▶ [WHAT THE TASK ASKS] All the data below goes into the copy word for word, but the pictures don't.

[Chart and figure data]
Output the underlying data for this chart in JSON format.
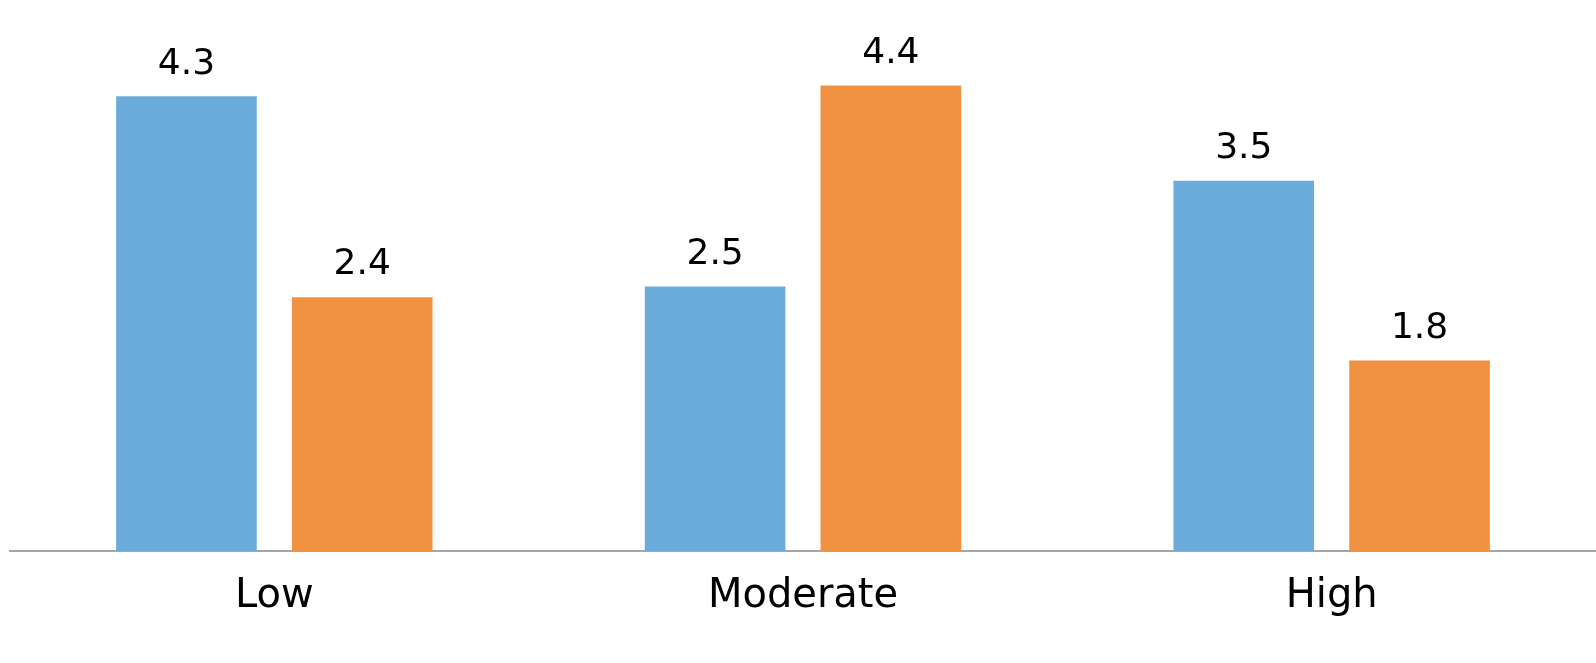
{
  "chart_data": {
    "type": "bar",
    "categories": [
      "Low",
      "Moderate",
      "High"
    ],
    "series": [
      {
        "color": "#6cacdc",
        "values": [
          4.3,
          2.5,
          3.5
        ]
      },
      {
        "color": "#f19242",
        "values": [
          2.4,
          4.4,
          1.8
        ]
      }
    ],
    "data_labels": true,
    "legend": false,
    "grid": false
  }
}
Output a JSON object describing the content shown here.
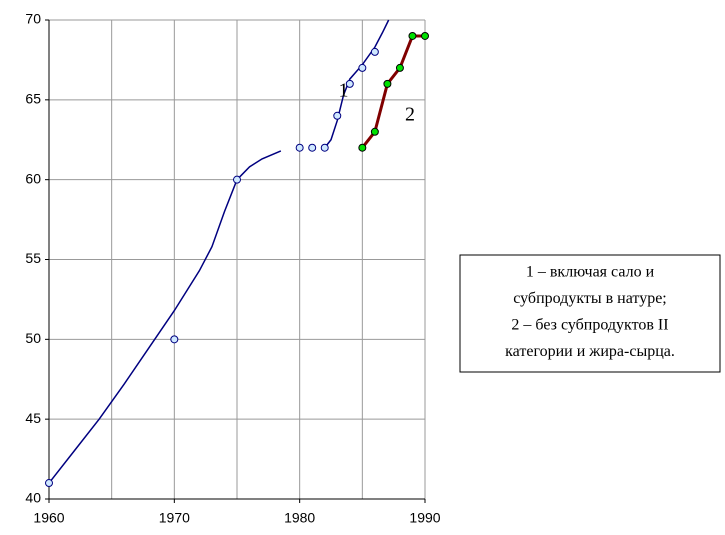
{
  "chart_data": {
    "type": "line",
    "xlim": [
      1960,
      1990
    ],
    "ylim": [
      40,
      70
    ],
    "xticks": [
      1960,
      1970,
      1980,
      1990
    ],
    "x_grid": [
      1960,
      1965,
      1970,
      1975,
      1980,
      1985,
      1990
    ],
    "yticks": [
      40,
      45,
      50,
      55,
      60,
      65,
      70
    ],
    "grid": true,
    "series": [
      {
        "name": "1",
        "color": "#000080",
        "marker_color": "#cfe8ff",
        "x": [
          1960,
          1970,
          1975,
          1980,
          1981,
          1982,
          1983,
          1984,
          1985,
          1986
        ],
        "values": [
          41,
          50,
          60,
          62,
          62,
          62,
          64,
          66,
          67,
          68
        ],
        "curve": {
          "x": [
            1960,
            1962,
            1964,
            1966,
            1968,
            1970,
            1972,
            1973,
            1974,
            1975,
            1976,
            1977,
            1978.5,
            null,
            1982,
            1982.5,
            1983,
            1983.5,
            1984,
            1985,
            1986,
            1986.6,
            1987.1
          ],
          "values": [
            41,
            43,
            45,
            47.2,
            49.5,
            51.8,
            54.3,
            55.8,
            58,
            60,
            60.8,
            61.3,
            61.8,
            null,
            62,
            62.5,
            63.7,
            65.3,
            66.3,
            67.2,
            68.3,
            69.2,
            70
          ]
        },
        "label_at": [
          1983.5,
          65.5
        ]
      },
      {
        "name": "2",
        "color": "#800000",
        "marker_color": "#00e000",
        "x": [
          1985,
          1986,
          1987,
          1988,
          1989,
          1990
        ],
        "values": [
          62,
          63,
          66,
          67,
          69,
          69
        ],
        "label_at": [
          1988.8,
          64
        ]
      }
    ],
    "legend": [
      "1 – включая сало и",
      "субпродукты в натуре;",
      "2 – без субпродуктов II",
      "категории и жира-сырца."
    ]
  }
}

▶ [OUTPUT FOR THIS EXERCISE]
Output the underlying data for this chart in JSON format.
{
  "chart_data": {
    "type": "bar",
    "categories": [
      "Low",
      "Moderate",
      "High"
    ],
    "series": [
      {
        "color": "#6cacdc",
        "values": [
          4.3,
          2.5,
          3.5
        ]
      },
      {
        "color": "#f19242",
        "values": [
          2.4,
          4.4,
          1.8
        ]
      }
    ],
    "data_labels": true,
    "legend": false,
    "grid": false
  }
}
Output a JSON object describing the content shown here.
{
  "chart_data": {
    "type": "line",
    "xlim": [
      1960,
      1990
    ],
    "ylim": [
      40,
      70
    ],
    "xticks": [
      1960,
      1970,
      1980,
      1990
    ],
    "x_grid": [
      1960,
      1965,
      1970,
      1975,
      1980,
      1985,
      1990
    ],
    "yticks": [
      40,
      45,
      50,
      55,
      60,
      65,
      70
    ],
    "grid": true,
    "series": [
      {
        "name": "1",
        "color": "#000080",
        "marker_color": "#cfe8ff",
        "x": [
          1960,
          1970,
          1975,
          1980,
          1981,
          1982,
          1983,
          1984,
          1985,
          1986
        ],
        "values": [
          41,
          50,
          60,
          62,
          62,
          62,
          64,
          66,
          67,
          68
        ],
        "curve": {
          "x": [
            1960,
            1962,
            1964,
            1966,
            1968,
            1970,
            1972,
            1973,
            1974,
            1975,
            1976,
            1977,
            1978.5,
            null,
            1982,
            1982.5,
            1983,
            1983.5,
            1984,
            1985,
            1986,
            1986.6,
            1987.1
          ],
          "values": [
            41,
            43,
            45,
            47.2,
            49.5,
            51.8,
            54.3,
            55.8,
            58,
            60,
            60.8,
            61.3,
            61.8,
            null,
            62,
            62.5,
            63.7,
            65.3,
            66.3,
            67.2,
            68.3,
            69.2,
            70
          ]
        },
        "label_at": [
          1983.5,
          65.5
        ]
      },
      {
        "name": "2",
        "color": "#800000",
        "marker_color": "#00e000",
        "x": [
          1985,
          1986,
          1987,
          1988,
          1989,
          1990
        ],
        "values": [
          62,
          63,
          66,
          67,
          69,
          69
        ],
        "label_at": [
          1988.8,
          64
        ]
      }
    ],
    "legend": [
      "1 – включая сало и",
      "субпродукты в натуре;",
      "2 – без субпродуктов II",
      "категории и жира-сырца."
    ]
  }
}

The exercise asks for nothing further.